Data items:

======

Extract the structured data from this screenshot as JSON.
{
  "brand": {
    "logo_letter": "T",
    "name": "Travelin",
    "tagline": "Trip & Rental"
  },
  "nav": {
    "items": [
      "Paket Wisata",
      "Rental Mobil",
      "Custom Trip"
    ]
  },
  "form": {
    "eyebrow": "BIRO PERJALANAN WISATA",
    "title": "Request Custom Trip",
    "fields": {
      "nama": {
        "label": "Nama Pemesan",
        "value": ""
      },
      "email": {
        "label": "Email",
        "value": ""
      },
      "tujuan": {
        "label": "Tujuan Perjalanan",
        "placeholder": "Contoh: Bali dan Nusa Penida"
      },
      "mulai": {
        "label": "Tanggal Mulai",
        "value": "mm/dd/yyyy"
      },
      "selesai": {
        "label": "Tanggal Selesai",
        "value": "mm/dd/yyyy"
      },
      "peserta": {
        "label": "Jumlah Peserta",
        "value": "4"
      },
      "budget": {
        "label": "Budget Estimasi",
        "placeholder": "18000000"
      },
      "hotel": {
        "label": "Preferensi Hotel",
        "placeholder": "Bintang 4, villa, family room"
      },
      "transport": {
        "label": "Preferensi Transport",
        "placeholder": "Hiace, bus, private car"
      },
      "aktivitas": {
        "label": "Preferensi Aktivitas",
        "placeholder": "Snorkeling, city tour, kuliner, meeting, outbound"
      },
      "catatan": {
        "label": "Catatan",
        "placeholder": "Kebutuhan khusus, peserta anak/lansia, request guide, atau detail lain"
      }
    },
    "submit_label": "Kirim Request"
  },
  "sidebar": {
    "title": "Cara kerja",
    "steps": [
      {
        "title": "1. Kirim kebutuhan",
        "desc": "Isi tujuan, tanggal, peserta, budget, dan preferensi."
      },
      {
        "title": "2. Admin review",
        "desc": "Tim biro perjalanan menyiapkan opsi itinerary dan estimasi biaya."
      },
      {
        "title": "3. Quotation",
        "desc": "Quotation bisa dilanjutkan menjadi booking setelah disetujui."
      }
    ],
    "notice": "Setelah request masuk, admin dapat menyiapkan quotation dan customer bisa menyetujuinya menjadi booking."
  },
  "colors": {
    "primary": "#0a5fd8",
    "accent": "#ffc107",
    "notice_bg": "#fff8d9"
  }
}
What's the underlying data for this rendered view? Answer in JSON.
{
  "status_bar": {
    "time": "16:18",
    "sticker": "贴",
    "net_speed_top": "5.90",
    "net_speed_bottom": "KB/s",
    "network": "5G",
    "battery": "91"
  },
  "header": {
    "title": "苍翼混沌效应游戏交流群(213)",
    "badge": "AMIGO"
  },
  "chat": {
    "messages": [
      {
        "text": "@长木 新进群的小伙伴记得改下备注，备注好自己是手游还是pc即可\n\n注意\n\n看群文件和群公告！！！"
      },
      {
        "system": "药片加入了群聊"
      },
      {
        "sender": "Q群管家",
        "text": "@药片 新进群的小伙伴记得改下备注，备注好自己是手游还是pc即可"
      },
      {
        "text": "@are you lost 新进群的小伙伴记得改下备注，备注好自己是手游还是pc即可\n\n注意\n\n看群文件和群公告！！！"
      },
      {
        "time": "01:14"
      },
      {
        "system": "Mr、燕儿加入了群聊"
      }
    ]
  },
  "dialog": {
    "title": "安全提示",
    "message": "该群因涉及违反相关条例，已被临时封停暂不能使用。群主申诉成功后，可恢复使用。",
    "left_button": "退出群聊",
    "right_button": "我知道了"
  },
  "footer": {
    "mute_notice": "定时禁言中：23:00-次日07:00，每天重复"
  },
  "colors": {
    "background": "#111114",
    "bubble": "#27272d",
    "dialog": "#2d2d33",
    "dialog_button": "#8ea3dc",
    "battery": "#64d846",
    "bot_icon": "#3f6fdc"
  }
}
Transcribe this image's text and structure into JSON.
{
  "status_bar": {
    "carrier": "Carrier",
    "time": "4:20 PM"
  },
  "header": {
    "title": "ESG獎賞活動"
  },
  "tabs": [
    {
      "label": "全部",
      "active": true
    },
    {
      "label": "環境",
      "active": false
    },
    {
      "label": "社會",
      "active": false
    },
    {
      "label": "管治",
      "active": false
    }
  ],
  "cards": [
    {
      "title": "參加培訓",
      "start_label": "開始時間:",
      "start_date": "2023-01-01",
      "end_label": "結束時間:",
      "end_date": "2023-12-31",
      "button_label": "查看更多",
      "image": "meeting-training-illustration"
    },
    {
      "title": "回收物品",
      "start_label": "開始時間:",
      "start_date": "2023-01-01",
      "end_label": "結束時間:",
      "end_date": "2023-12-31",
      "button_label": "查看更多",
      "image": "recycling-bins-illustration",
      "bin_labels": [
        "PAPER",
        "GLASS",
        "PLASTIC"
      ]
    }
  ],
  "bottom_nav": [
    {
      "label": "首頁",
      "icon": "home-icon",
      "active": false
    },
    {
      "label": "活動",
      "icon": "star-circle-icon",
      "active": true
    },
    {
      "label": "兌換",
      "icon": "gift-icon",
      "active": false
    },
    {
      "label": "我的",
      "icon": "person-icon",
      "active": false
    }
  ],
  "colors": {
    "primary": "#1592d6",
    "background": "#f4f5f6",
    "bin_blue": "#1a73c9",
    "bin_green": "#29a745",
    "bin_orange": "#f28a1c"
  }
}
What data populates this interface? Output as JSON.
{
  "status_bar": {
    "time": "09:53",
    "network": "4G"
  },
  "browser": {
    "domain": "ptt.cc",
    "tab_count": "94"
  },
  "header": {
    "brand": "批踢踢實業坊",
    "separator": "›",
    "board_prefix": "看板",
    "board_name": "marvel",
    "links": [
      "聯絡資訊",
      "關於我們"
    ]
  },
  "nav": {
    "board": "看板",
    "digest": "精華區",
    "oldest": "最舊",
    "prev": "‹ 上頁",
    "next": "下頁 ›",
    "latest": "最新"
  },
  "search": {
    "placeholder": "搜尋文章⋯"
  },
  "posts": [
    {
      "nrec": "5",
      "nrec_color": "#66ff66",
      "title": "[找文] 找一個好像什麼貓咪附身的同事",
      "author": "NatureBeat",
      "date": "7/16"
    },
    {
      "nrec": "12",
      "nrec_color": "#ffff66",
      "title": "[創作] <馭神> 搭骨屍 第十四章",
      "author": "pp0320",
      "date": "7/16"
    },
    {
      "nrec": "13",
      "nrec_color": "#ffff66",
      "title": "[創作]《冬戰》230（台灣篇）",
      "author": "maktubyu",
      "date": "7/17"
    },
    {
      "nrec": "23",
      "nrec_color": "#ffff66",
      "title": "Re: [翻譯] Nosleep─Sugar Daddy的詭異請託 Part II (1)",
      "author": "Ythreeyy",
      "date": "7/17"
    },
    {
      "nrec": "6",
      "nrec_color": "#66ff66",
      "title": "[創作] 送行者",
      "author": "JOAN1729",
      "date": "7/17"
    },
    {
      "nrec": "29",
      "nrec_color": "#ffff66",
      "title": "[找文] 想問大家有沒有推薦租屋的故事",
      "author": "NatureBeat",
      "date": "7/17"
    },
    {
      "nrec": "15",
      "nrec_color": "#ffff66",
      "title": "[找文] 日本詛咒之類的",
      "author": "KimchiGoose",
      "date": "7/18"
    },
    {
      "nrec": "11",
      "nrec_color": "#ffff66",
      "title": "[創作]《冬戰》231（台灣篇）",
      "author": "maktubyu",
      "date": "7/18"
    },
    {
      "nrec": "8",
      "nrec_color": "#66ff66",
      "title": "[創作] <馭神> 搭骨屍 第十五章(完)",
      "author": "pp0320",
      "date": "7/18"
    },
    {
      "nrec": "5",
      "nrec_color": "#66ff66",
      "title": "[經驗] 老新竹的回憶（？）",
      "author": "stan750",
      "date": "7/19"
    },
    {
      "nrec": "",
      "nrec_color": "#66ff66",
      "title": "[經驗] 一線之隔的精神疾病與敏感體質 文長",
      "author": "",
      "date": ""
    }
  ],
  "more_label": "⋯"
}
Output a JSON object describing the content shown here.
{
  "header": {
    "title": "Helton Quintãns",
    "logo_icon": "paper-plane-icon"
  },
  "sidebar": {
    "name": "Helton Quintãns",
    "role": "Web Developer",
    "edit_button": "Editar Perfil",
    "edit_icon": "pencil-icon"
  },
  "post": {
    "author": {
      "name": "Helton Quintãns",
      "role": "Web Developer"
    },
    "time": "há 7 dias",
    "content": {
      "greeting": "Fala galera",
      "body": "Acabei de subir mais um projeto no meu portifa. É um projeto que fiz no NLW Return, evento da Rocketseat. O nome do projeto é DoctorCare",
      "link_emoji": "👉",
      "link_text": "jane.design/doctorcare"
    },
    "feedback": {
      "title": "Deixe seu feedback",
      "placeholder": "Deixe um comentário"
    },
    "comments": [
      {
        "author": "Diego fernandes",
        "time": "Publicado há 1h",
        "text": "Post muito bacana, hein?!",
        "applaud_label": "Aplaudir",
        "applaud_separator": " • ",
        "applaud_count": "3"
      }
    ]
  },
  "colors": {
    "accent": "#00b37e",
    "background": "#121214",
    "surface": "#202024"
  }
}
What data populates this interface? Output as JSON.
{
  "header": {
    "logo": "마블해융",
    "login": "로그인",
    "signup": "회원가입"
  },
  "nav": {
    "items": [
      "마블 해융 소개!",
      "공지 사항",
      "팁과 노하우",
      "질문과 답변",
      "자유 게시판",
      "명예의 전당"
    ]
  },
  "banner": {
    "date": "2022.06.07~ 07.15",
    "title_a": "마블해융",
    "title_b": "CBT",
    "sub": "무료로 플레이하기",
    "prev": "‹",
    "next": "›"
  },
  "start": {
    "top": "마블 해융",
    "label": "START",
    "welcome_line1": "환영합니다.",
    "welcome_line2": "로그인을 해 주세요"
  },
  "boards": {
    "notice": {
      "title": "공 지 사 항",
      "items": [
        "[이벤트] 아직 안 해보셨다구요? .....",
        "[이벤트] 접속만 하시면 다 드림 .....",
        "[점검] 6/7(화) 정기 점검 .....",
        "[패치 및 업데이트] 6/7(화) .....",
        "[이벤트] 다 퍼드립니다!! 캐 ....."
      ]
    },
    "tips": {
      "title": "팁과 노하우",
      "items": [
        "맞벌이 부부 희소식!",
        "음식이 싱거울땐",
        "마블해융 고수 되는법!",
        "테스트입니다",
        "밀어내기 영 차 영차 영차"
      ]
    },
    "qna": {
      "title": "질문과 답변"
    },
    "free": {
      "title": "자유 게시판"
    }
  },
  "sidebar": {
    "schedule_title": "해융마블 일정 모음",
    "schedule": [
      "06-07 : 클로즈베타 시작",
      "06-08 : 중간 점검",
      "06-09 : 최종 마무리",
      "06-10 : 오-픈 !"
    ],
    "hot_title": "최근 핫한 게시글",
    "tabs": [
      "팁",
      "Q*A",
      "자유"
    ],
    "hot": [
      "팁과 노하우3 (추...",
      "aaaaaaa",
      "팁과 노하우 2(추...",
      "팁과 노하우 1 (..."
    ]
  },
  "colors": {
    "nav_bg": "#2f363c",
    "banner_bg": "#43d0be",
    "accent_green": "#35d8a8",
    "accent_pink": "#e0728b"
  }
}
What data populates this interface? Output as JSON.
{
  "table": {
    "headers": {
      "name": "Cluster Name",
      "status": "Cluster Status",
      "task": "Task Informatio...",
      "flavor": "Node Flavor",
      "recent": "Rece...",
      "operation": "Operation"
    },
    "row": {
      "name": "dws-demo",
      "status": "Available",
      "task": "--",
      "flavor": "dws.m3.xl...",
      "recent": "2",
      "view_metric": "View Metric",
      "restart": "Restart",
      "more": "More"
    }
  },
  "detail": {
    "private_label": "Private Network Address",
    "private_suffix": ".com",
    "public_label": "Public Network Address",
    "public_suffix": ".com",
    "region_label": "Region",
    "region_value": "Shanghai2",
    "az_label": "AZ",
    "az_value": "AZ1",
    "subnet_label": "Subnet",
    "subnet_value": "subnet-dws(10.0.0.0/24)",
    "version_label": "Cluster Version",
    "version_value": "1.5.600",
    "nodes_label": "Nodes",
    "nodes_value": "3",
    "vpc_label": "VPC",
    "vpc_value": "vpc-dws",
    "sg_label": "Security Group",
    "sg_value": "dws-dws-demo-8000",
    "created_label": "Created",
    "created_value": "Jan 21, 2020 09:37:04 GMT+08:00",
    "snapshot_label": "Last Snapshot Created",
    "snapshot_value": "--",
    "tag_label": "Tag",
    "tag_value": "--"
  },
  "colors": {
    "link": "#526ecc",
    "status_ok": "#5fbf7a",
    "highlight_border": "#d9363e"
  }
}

======

## Given instruction
Count every line in the data where the string "Helton" occurs. Give nothing except the number.

## Solution for this task
3